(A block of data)
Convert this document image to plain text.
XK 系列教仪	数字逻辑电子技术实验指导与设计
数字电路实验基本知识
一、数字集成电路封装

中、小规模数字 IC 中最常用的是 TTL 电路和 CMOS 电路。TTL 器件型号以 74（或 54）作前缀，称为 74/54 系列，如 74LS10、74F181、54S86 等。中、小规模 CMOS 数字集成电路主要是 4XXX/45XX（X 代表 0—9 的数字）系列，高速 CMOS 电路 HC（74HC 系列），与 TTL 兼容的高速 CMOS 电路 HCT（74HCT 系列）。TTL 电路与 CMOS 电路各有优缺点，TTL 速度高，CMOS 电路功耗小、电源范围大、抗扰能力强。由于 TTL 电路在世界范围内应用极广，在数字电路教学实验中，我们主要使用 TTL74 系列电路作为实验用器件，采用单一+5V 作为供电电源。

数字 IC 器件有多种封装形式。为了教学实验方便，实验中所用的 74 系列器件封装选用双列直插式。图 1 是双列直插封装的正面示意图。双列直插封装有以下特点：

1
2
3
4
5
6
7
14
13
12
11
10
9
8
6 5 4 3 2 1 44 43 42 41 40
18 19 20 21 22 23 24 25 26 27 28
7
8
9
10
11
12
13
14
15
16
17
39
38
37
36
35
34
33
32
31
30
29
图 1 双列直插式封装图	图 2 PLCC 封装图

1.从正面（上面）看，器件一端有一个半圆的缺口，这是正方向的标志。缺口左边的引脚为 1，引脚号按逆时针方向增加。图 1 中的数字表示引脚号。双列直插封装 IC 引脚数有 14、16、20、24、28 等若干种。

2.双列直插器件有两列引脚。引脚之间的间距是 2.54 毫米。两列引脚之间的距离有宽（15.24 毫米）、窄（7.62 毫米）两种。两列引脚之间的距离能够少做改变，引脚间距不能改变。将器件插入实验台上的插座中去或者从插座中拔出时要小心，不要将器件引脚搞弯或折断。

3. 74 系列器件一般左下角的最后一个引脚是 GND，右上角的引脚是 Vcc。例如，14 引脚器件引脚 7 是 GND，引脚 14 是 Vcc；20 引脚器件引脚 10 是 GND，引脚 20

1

> [Your task]
Transcribe the records above exactly as they appear.

> [Correct result]
Convert this document image to plain text.
XK 系列教仪	数字逻辑电子技术实验指导与设计
数字电路实验基本知识
一、数字集成电路封装

中、小规模数字 IC 中最常用的是 TTL 电路和 CMOS 电路。TTL 器件型号以 74（或 54）作前缀，称为 74/54 系列，如 74LS10、74F181、54S86 等。中、小规模 CMOS 数字集成电路主要是 4XXX/45XX（X 代表 0—9 的数字）系列，高速 CMOS 电路 HC（74HC 系列），与 TTL 兼容的高速 CMOS 电路 HCT（74HCT 系列）。TTL 电路与 CMOS 电路各有优缺点，TTL 速度高，CMOS 电路功耗小、电源范围大、抗扰能力强。由于 TTL 电路在世界范围内应用极广，在数字电路教学实验中，我们主要使用 TTL74 系列电路作为实验用器件，采用单一+5V 作为供电电源。

数字 IC 器件有多种封装形式。为了教学实验方便，实验中所用的 74 系列器件封装选用双列直插式。图 1 是双列直插封装的正面示意图。双列直插封装有以下特点：

1
2
3
4
5
6
7
14
13
12
11
10
9
8
6 5 4 3 2 1 44 43 42 41 40
18 19 20 21 22 23 24 25 26 27 28
7
8
9
10
11
12
13
14
15
16
17
39
38
37
36
35
34
33
32
31
30
29
图 1 双列直插式封装图	图 2 PLCC 封装图

1.从正面（上面）看，器件一端有一个半圆的缺口，这是正方向的标志。缺口左边的引脚为 1，引脚号按逆时针方向增加。图 1 中的数字表示引脚号。双列直插封装 IC 引脚数有 14、16、20、24、28 等若干种。

2.双列直插器件有两列引脚。引脚之间的间距是 2.54 毫米。两列引脚之间的距离有宽（15.24 毫米）、窄（7.62 毫米）两种。两列引脚之间的距离能够少做改变，引脚间距不能改变。将器件插入实验台上的插座中去或者从插座中拔出时要小心，不要将器件引脚搞弯或折断。

3. 74 系列器件一般左下角的最后一个引脚是 GND，右上角的引脚是 Vcc。例如，14 引脚器件引脚 7 是 GND，引脚 14 是 Vcc；20 引脚器件引脚 10 是 GND，引脚 20

1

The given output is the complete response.